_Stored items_
····················

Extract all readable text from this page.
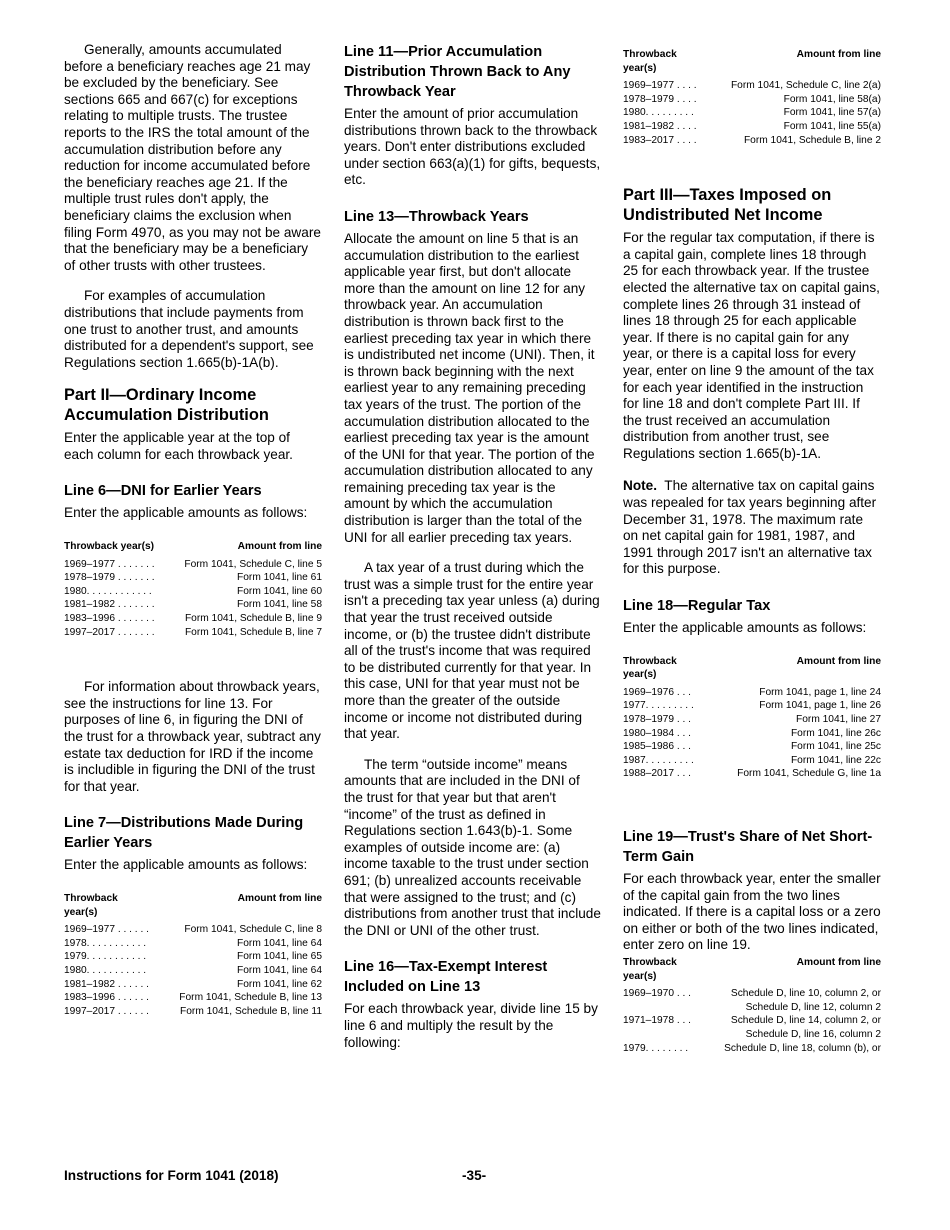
Generally, amounts accumulated before a beneficiary reaches age 21 may be excluded by the beneficiary. See sections 665 and 667(c) for exceptions relating to multiple trusts. The trustee reports to the IRS the total amount of the accumulation distribution before any reduction for income accumulated before the beneficiary reaches age 21. If the multiple trust rules don't apply, the beneficiary claims the exclusion when filing Form 4970, as you may not be aware that the beneficiary may be a beneficiary of other trusts with other trustees.

For examples of accumulation distributions that include payments from one trust to another trust, and amounts distributed for a dependent's support, see Regulations section 1.665(b)-1A(b).

Part II—Ordinary Income Accumulation Distribution

Enter the applicable year at the top of each column for each throwback year.

Line 6—DNI for Earlier Years

Enter the applicable amounts as follows:

Throwback year(s)	Amount from line
1969–1977 . . . . . . .	Form 1041, Schedule C, line 5
1978–1979 . . . . . . .	Form 1041, line 61
1980. . . . . . . . . . . .	Form 1041, line 60
1981–1982 . . . . . . .	Form 1041, line 58
1983–1996 . . . . . . .	Form 1041, Schedule B, line 9
1997–2017 . . . . . . .	Form 1041, Schedule B, line 7

For information about throwback years, see the instructions for line 13. For purposes of line 6, in figuring the DNI of the trust for a throwback year, subtract any estate tax deduction for IRD if the income is includible in figuring the DNI of the trust for that year.

Line 7—Distributions Made During Earlier Years

Enter the applicable amounts as follows:

Throwback year(s)	Amount from line
1969–1977 . . . . . .	Form 1041, Schedule C, line 8
1978. . . . . . . . . . .	Form 1041, line 64
1979. . . . . . . . . . .	Form 1041, line 65
1980. . . . . . . . . . .	Form 1041, line 64
1981–1982 . . . . . .	Form 1041, line 62
1983–1996 . . . . . .	Form 1041, Schedule B, line 13
1997–2017 . . . . . .	Form 1041, Schedule B, line 11
Line 11—Prior Accumulation Distribution Thrown Back to Any Throwback Year

Enter the amount of prior accumulation distributions thrown back to the throwback years. Don't enter distributions excluded under section 663(a)(1) for gifts, bequests, etc.

Line 13—Throwback Years

Allocate the amount on line 5 that is an accumulation distribution to the earliest applicable year first, but don't allocate more than the amount on line 12 for any throwback year. An accumulation distribution is thrown back first to the earliest preceding tax year in which there is undistributed net income (UNI). Then, it is thrown back beginning with the next earliest year to any remaining preceding tax years of the trust. The portion of the accumulation distribution allocated to the earliest preceding tax year is the amount of the UNI for that year. The portion of the accumulation distribution allocated to any remaining preceding tax year is the amount by which the accumulation distribution is larger than the total of the UNI for all earlier preceding tax years.

A tax year of a trust during which the trust was a simple trust for the entire year isn't a preceding tax year unless (a) during that year the trust received outside income, or (b) the trustee didn't distribute all of the trust's income that was required to be distributed currently for that year. In this case, UNI for that year must not be more than the greater of the outside income or income not distributed during that year.

The term “outside income” means amounts that are included in the DNI of the trust for that year but that aren't “income” of the trust as defined in Regulations section 1.643(b)-1. Some examples of outside income are: (a) income taxable to the trust under section 691; (b) unrealized accounts receivable that were assigned to the trust; and (c) distributions from another trust that include the DNI or UNI of the other trust.

Line 16—Tax-Exempt Interest Included on Line 13

For each throwback year, divide line 15 by line 6 and multiply the result by the following:

Throwback year(s)	Amount from line
1969–1977 . . . .	Form 1041, Schedule C, line 2(a)
1978–1979 . . . .	Form 1041, line 58(a)
1980. . . . . . . . .	Form 1041, line 57(a)
1981–1982 . . . .	Form 1041, line 55(a)
1983–2017 . . . .	Form 1041, Schedule B, line 2
Part III—Taxes Imposed on Undistributed Net Income

For the regular tax computation, if there is a capital gain, complete lines 18 through 25 for each throwback year. If the trustee elected the alternative tax on capital gains, complete lines 26 through 31 instead of lines 18 through 25 for each applicable year. If there is no capital gain for any year, or there is a capital loss for every year, enter on line 9 the amount of the tax for each year identified in the instruction for line 18 and don't complete Part III. If the trust received an accumulation distribution from another trust, see Regulations section 1.665(b)-1A.

Note. The alternative tax on capital gains was repealed for tax years beginning after December 31, 1978. The maximum rate on net capital gain for 1981, 1987, and 1991 through 2017 isn't an alternative tax for this purpose.

Line 18—Regular Tax

Enter the applicable amounts as follows:

Throwback year(s)	Amount from line
1969–1976 . . .	Form 1041, page 1, line 24
1977. . . . . . . . .	Form 1041, page 1, line 26
1978–1979 . . .	Form 1041, line 27
1980–1984 . . .	Form 1041, line 26c
1985–1986 . . .	Form 1041, line 25c
1987. . . . . . . . .	Form 1041, line 22c
1988–2017 . . .	Form 1041, Schedule G, line 1a
Line 19—Trust's Share of Net Short-Term Gain

For each throwback year, enter the smaller of the capital gain from the two lines indicated. If there is a capital loss or a zero on either or both of the two lines indicated, enter zero on line 19.

Throwback year(s)	Amount from line
1969–1970 . . .	Schedule D, line 10, column 2, or
	Schedule D, line 12, column 2
1971–1978 . . .	Schedule D, line 14, column 2, or
	Schedule D, line 16, column 2
1979. . . . . . . .	Schedule D, line 18, column (b), or
Instructions for Form 1041 (2018)	-35-
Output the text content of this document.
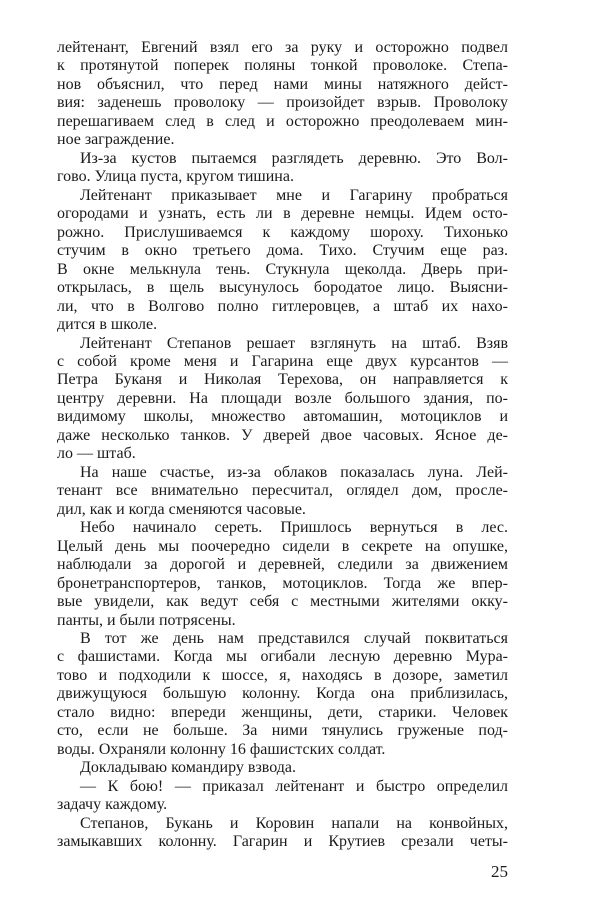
лейтенант, Евгений взял его за руку и осторожно подвел
к протянутой поперек поляны тонкой проволоке. Степа-
нов объяснил, что перед нами мины натяжного дейст-
вия: заденешь проволоку — произойдет взрыв. Проволоку
перешагиваем след в след и осторожно преодолеваем мин-
ное заграждение.
Из-за кустов пытаемся разглядеть деревню. Это Вол-
гово. Улица пуста, кругом тишина.
Лейтенант приказывает мне и Гагарину пробраться
огородами и узнать, есть ли в деревне немцы. Идем осто-
рожно. Прислушиваемся к каждому шороху. Тихонько
стучим в окно третьего дома. Тихо. Стучим еще раз.
В окне мелькнула тень. Стукнула щеколда. Дверь при-
открылась, в щель высунулось бородатое лицо. Выясни-
ли, что в Волгово полно гитлеровцев, а штаб их нахо-
дится в школе.
Лейтенант Степанов решает взглянуть на штаб. Взяв
с собой кроме меня и Гагарина еще двух курсантов —
Петра Буканя и Николая Терехова, он направляется к
центру деревни. На площади возле большого здания, по-
видимому школы, множество автомашин, мотоциклов и
даже несколько танков. У дверей двое часовых. Ясное де-
ло — штаб.
На наше счастье, из-за облаков показалась луна. Лей-
тенант все внимательно пересчитал, оглядел дом, просле-
дил, как и когда сменяются часовые.
Небо начинало сереть. Пришлось вернуться в лес.
Целый день мы поочередно сидели в секрете на опушке,
наблюдали за дорогой и деревней, следили за движением
бронетранспортеров, танков, мотоциклов. Тогда же впер-
вые увидели, как ведут себя с местными жителями окку-
панты, и были потрясены.
В тот же день нам представился случай поквитаться
с фашистами. Когда мы огибали лесную деревню Мура-
тово и подходили к шоссе, я, находясь в дозоре, заметил
движущуюся большую колонну. Когда она приблизилась,
стало видно: впереди женщины, дети, старики. Человек
сто, если не больше. За ними тянулись груженые под-
воды. Охраняли колонну 16 фашистских солдат.
Докладываю командиру взвода.
— К бою! — приказал лейтенант и быстро определил
задачу каждому.
Степанов, Букань и Коровин напали на конвойных,
замыкавших колонну. Гагарин и Крутиев срезали четы-
25
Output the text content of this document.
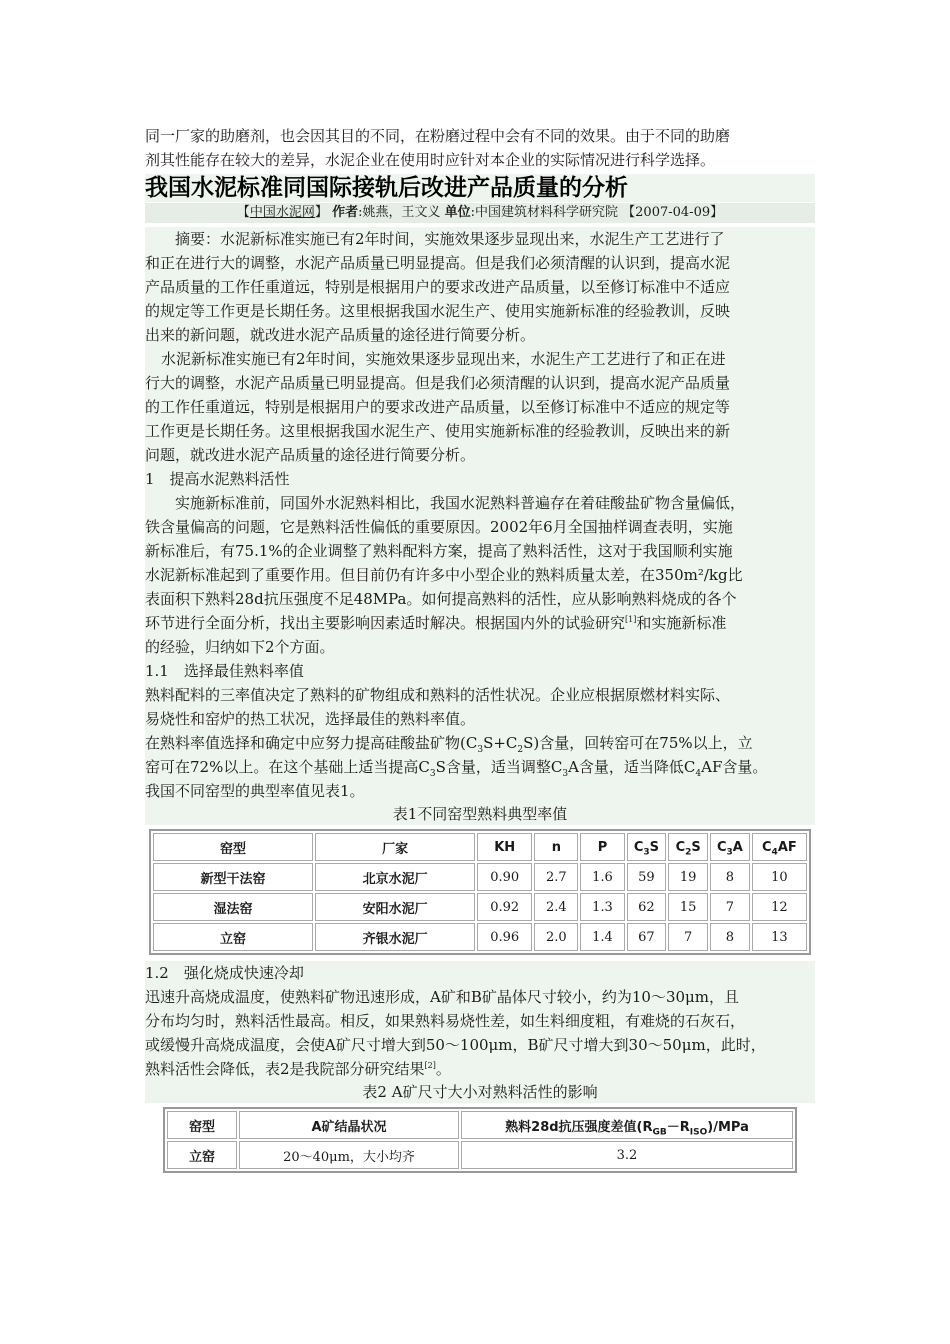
同一厂家的助磨剂，也会因其目的不同，在粉磨过程中会有不同的效果。由于不同的助磨

剂其性能存在较大的差异，水泥企业在使用时应针对本企业的实际情况进行科学选择。

我国水泥标准同国际接轨后改进产品质量的分析
【中国水泥网】 作者:姚燕，王文义 单位:中国建筑材料科学研究院 【2007-04-09】

摘要：水泥新标准实施已有2年时间，实施效果逐步显现出来，水泥生产工艺进行了

和正在进行大的调整，水泥产品质量已明显提高。但是我们必须清醒的认识到，提高水泥

产品质量的工作任重道远，特别是根据用户的要求改进产品质量，以至修订标准中不适应

的规定等工作更是长期任务。这里根据我国水泥生产、使用实施新标准的经验教训，反映

出来的新问题，就改进水泥产品质量的途径进行简要分析。

水泥新标准实施已有2年时间，实施效果逐步显现出来，水泥生产工艺进行了和正在进

行大的调整，水泥产品质量已明显提高。但是我们必须清醒的认识到，提高水泥产品质量

的工作任重道远，特别是根据用户的要求改进产品质量，以至修订标准中不适应的规定等

工作更是长期任务。这里根据我国水泥生产、使用实施新标准的经验教训，反映出来的新

问题，就改进水泥产品质量的途径进行简要分析。

1　提高水泥熟料活性

实施新标准前，同国外水泥熟料相比，我国水泥熟料普遍存在着硅酸盐矿物含量偏低，

铁含量偏高的问题，它是熟料活性偏低的重要原因。2002年6月全国抽样调查表明，实施

新标准后，有75.1%的企业调整了熟料配料方案，提高了熟料活性，这对于我国顺利实施

水泥新标准起到了重要作用。但目前仍有许多中小型企业的熟料质量太差，在350m²/kg比

表面积下熟料28d抗压强度不足48MPa。如何提高熟料的活性，应从影响熟料烧成的各个

环节进行全面分析，找出主要影响因素适时解决。根据国内外的试验研究[1]和实施新标准

的经验，归纳如下2个方面。

1.1　选择最佳熟料率值

熟料配料的三率值决定了熟料的矿物组成和熟料的活性状况。企业应根据原燃材料实际、

易烧性和窑炉的热工状况，选择最佳的熟料率值。

在熟料率值选择和确定中应努力提高硅酸盐矿物$(C_3S+C_2S)$含量，回转窑可在75%以上，立

窑可在72%以上。在这个基础上适当提高$C_3S$含量，适当调整$C_3A$含量，适当降低$C_4AF$含量。

我国不同窑型的典型率值见表1。

表1不同窑型熟料典型率值

窑型	厂家	KH	n	P	$C_3S$	$C_2S$	$C_3A$	$C_4AF$
新型干法窑	北京水泥厂	0.90	2.7	1.6	59	19	8	10
湿法窑	安阳水泥厂	0.92	2.4	1.3	62	15	7	12
立窑	齐银水泥厂	0.96	2.0	1.4	67	7	8	13

1.2　强化烧成快速冷却

迅速升高烧成温度，使熟料矿物迅速形成，A矿和B矿晶体尺寸较小，约为10～30μm，且

分布均匀时，熟料活性最高。相反，如果熟料易烧性差，如生料细度粗，有难烧的石灰石，

或缓慢升高烧成温度，会使A矿尺寸增大到50～100μm，B矿尺寸增大到30～50μm，此时，

熟料活性会降低，表2是我院部分研究结果[2]。

表2 A矿尺寸大小对熟料活性的影响

窑型	A矿结晶状况	熟料28d抗压强度差值$(R_{GB}-R_{ISO})$/MPa
立窑	20～40μm，大小均齐	3.2
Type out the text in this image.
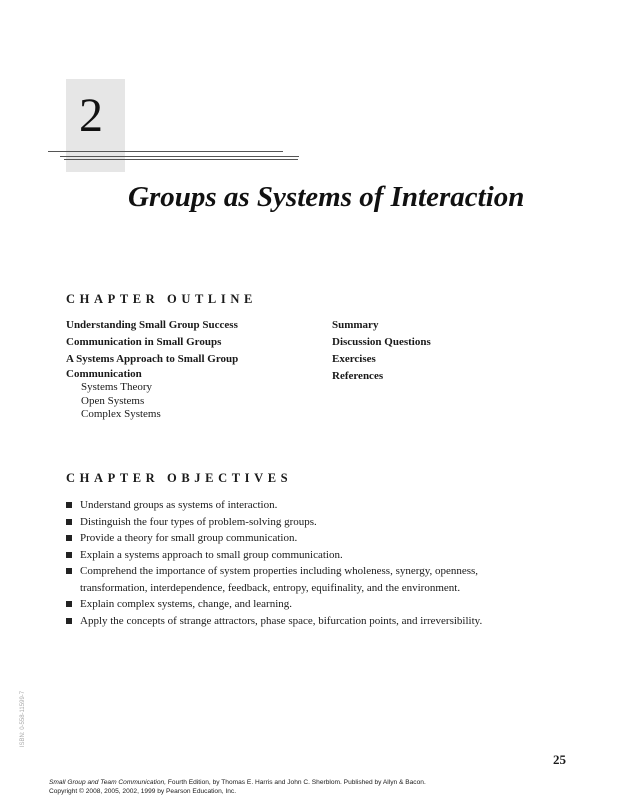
2
Groups as Systems of Interaction
CHAPTER OUTLINE
Understanding Small Group Success
Communication in Small Groups
A Systems Approach to Small Group
Communication
Systems Theory
Open Systems
Complex Systems
Summary
Discussion Questions
Exercises
References
CHAPTER OBJECTIVES
Understand groups as systems of interaction.
Distinguish the four types of problem-solving groups.
Provide a theory for small group communication.
Explain a systems approach to small group communication.
Comprehend the importance of system properties including wholeness, synergy, openness, transformation, interdependence, feedback, entropy, equifinality, and the environment.
Explain complex systems, change, and learning.
Apply the concepts of strange attractors, phase space, bifurcation points, and irreversibility.
ISBN: 0-558-11599-7
25
Small Group and Team Communication, Fourth Edition, by Thomas E. Harris and John C. Sherblom. Published by Allyn & Bacon.
Copyright © 2008, 2005, 2002, 1999 by Pearson Education, Inc.
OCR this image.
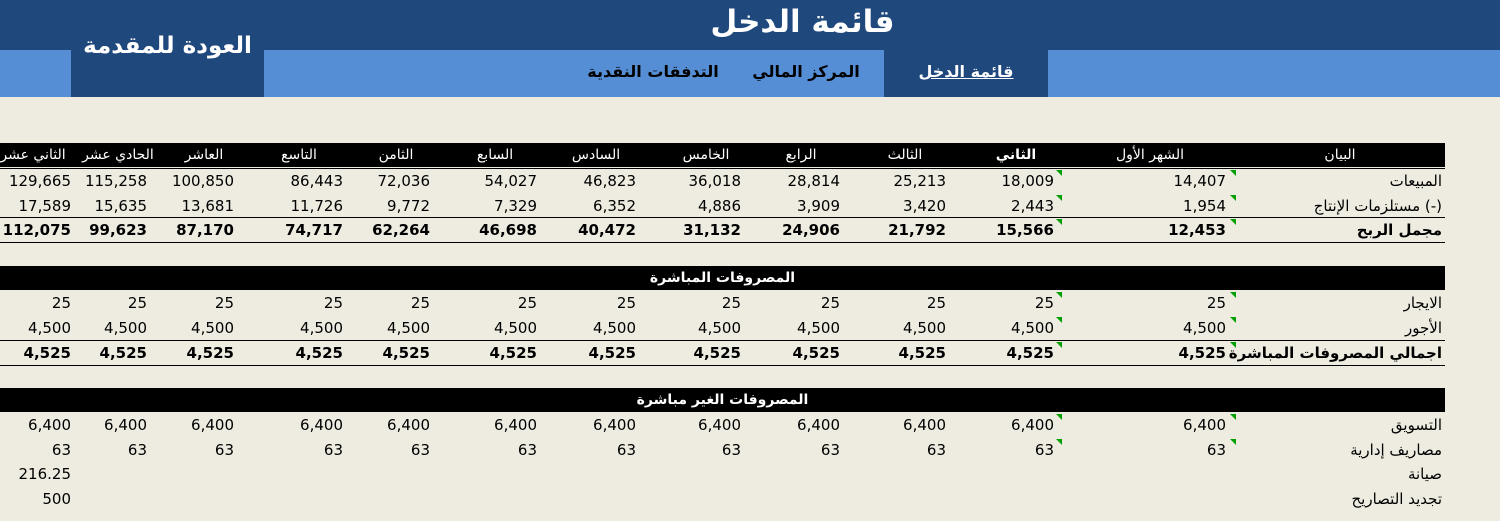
قائمة الدخل
العودة للمقدمة
قائمة الدخل
المركز المالي
التدفقات النقدية
البيان
الشهر الأول
الثاني
الثالث
الرابع
الخامس
السادس
السابع
الثامن
التاسع
العاشر
الحادي عشر
الثاني عشر
المبيعات
14,407
18,009
25,213
28,814
36,018
46,823
54,027
72,036
86,443
100,850
115,258
129,665
مستلزمات الإنتاج (-)
1,954
2,443
3,420
3,909
4,886
6,352
7,329
9,772
11,726
13,681
15,635
17,589
مجمل الربح
12,453
15,566
21,792
24,906
31,132
40,472
46,698
62,264
74,717
87,170
99,623
112,075
المصروفات المباشرة
الايجار
25
25
25
25
25
25
25
25
25
25
25
25
الأجور
4,500
4,500
4,500
4,500
4,500
4,500
4,500
4,500
4,500
4,500
4,500
4,500
اجمالي المصروفات المباشرة
4,525
4,525
4,525
4,525
4,525
4,525
4,525
4,525
4,525
4,525
4,525
4,525
المصروفات الغير مباشرة
التسويق
6,400
6,400
6,400
6,400
6,400
6,400
6,400
6,400
6,400
6,400
6,400
6,400
مصاريف إدارية
63
63
63
63
63
63
63
63
63
63
63
63
صيانة
216.25
تجديد التصاريح
500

····················

_Your objective_
Check every line of the data, and copy the ones that contain "with".

_Exercise solution_
Generally, amounts accumulated before a beneficiary reaches age 21 may be excluded by the beneficiary. See sections 665 and 667(c) for exceptions relating to multiple trusts. The trustee reports to the IRS the total amount of the accumulation distribution before any reduction for income accumulated before the beneficiary reaches age 21. If the multiple trust rules don't apply, the beneficiary claims the exclusion when filing Form 4970, as you may not be aware that the beneficiary may be a beneficiary of other trusts with other trustees.
Allocate the amount on line 5 that is an accumulation distribution to the earliest applicable year first, but don't allocate more than the amount on line 12 for any throwback year. An accumulation distribution is thrown back first to the earliest preceding tax year in which there is undistributed net income (UNI). Then, it is thrown back beginning with the next earliest year to any remaining preceding tax years of the trust. The portion of the accumulation distribution allocated to the earliest preceding tax year is the amount of the UNI for that year. The portion of the accumulation distribution allocated to any remaining preceding tax year is the amount by which the accumulation distribution is larger than the total of the UNI for all earlier preceding tax years.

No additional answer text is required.